## [Task to carry out]
All entries below need to be written out exactly, but without their pictures.

## [Extracted material]
****************

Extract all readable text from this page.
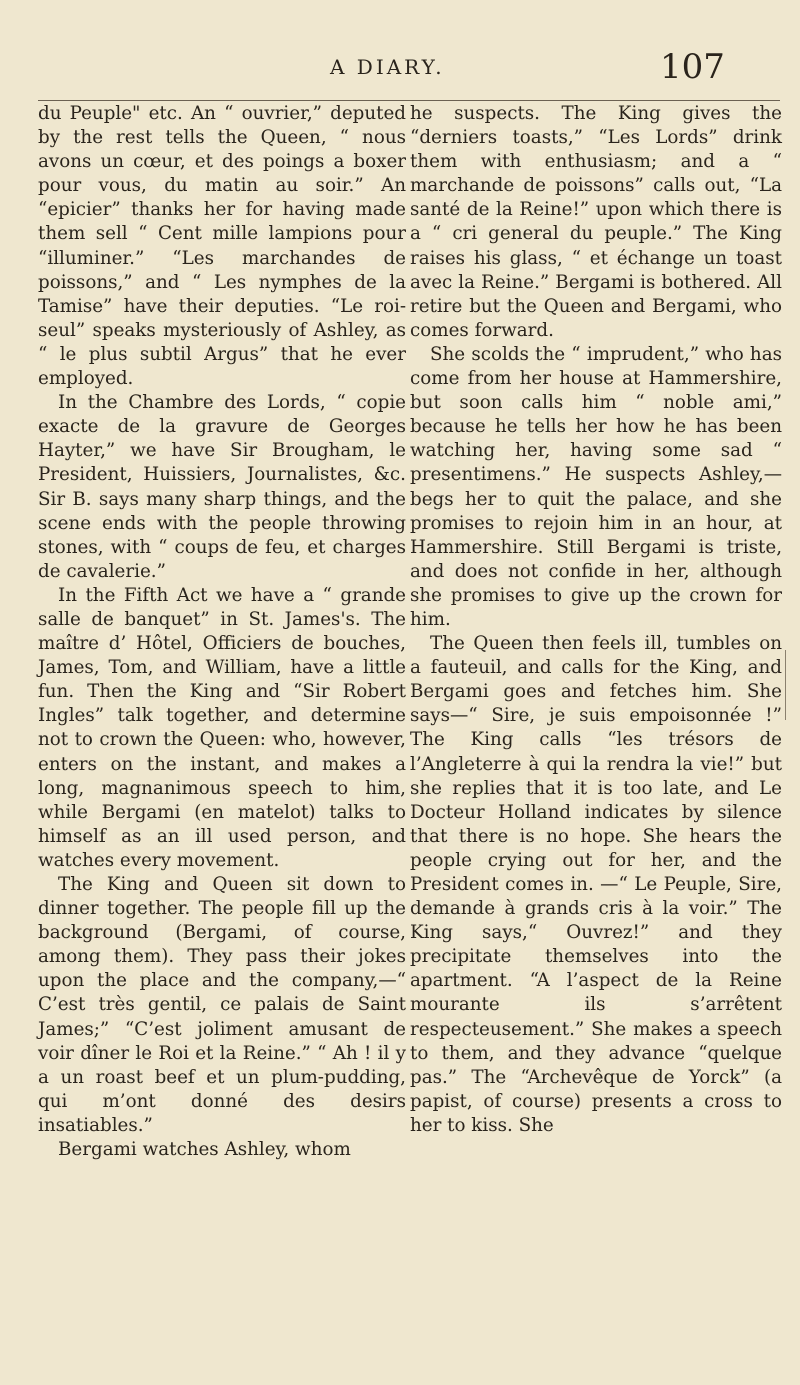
A DIARY.	107

du Peuple" etc. An “ ouvrier,” deputed by the rest tells the Queen, “ nous avons un cœur, et des poings a boxer pour vous, du matin au soir.” An “epicier” thanks her for having made them sell “ Cent mille lampions pour “illuminer.” “Les marchandes de poissons,” and “ Les nymphes de la Tamise” have their deputies. “Le roi-seul” speaks mysteriously of Ashley, as “ le plus subtil Argus” that he ever employed.

In the Chambre des Lords, “ copie exacte de la gravure de Georges Hayter,” we have Sir Brougham, le President, Huissiers, Journalistes, &c. Sir B. says many sharp things, and the scene ends with the people throwing stones, with “ coups de feu, et charges de cavalerie.”

In the Fifth Act we have a “ grande salle de banquet” in St. James's. The maître d’ Hôtel, Officiers de bouches, James, Tom, and William, have a little fun. Then the King and “Sir Robert Ingles” talk together, and determine not to crown the Queen: who, however, enters on the instant, and makes a long, magnanimous speech to him, while Bergami (en matelot) talks to himself as an ill used person, and watches every movement.

The King and Queen sit down to dinner together. The people fill up the background (Bergami, of course, among them). They pass their jokes upon the place and the company,—“ C’est très gentil, ce palais de Saint James;” “C’est joliment amusant de voir dîner le Roi et la Reine.” “ Ah ! il y a un roast beef et un plum-pudding, qui m’ont donné des desirs insatiables.”

Bergami watches Ashley, whom

he suspects. The King gives the “derniers toasts,” “Les Lords” drink them with enthusiasm; and a “ marchande de poissons” calls out, “La santé de la Reine!” upon which there is a “ cri general du peuple.” The King raises his glass, “ et échange un toast avec la Reine.” Bergami is bothered. All retire but the Queen and Bergami, who comes forward.

She scolds the “ imprudent,” who has come from her house at Hammershire, but soon calls him “ noble ami,” because he tells her how he has been watching her, having some sad “ presentimens.” He suspects Ashley,— begs her to quit the palace, and she promises to rejoin him in an hour, at Hammershire. Still Bergami is triste, and does not confide in her, although she promises to give up the crown for him.

The Queen then feels ill, tumbles on a fauteuil, and calls for the King, and Bergami goes and fetches him. She says—“ Sire, je suis empoisonnée !” The King calls “les trésors de l’Angleterre à qui la rendra la vie!” but she replies that it is too late, and Le Docteur Holland indicates by silence that there is no hope. She hears the people crying out for her, and the President comes in. —“ Le Peuple, Sire, demande à grands cris à la voir.” The King says,“ Ouvrez!” and they precipitate themselves into the apartment. “A l’aspect de la Reine mourante ils s’arrêtent respecteusement.” She makes a speech to them, and they advance “quelque pas.” The “Archevêque de Yorck” (a papist, of course) presents a cross to her to kiss. She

****************

## [Result of this task]
Extract all readable text from this page.
A DIARY.	107

du Peuple" etc. An “ ouvrier,” deputed by the rest tells the Queen, “ nous avons un cœur, et des poings a boxer pour vous, du matin au soir.” An “epicier” thanks her for having made them sell “ Cent mille lampions pour “illuminer.” “Les marchandes de poissons,” and “ Les nymphes de la Tamise” have their deputies. “Le roi-seul” speaks mysteriously of Ashley, as “ le plus subtil Argus” that he ever employed.

In the Chambre des Lords, “ copie exacte de la gravure de Georges Hayter,” we have Sir Brougham, le President, Huissiers, Journalistes, &c. Sir B. says many sharp things, and the scene ends with the people throwing stones, with “ coups de feu, et charges de cavalerie.”

In the Fifth Act we have a “ grande salle de banquet” in St. James's. The maître d’ Hôtel, Officiers de bouches, James, Tom, and William, have a little fun. Then the King and “Sir Robert Ingles” talk together, and determine not to crown the Queen: who, however, enters on the instant, and makes a long, magnanimous speech to him, while Bergami (en matelot) talks to himself as an ill used person, and watches every movement.

The King and Queen sit down to dinner together. The people fill up the background (Bergami, of course, among them). They pass their jokes upon the place and the company,—“ C’est très gentil, ce palais de Saint James;” “C’est joliment amusant de voir dîner le Roi et la Reine.” “ Ah ! il y a un roast beef et un plum-pudding, qui m’ont donné des desirs insatiables.”

Bergami watches Ashley, whom

he suspects. The King gives the “derniers toasts,” “Les Lords” drink them with enthusiasm; and a “ marchande de poissons” calls out, “La santé de la Reine!” upon which there is a “ cri general du peuple.” The King raises his glass, “ et échange un toast avec la Reine.” Bergami is bothered. All retire but the Queen and Bergami, who comes forward.

She scolds the “ imprudent,” who has come from her house at Hammershire, but soon calls him “ noble ami,” because he tells her how he has been watching her, having some sad “ presentimens.” He suspects Ashley,— begs her to quit the palace, and she promises to rejoin him in an hour, at Hammershire. Still Bergami is triste, and does not confide in her, although she promises to give up the crown for him.

The Queen then feels ill, tumbles on a fauteuil, and calls for the King, and Bergami goes and fetches him. She says—“ Sire, je suis empoisonnée !” The King calls “les trésors de l’Angleterre à qui la rendra la vie!” but she replies that it is too late, and Le Docteur Holland indicates by silence that there is no hope. She hears the people crying out for her, and the President comes in. —“ Le Peuple, Sire, demande à grands cris à la voir.” The King says,“ Ouvrez!” and they precipitate themselves into the apartment. “A l’aspect de la Reine mourante ils s’arrêtent respecteusement.” She makes a speech to them, and they advance “quelque pas.” The “Archevêque de Yorck” (a papist, of course) presents a cross to her to kiss. She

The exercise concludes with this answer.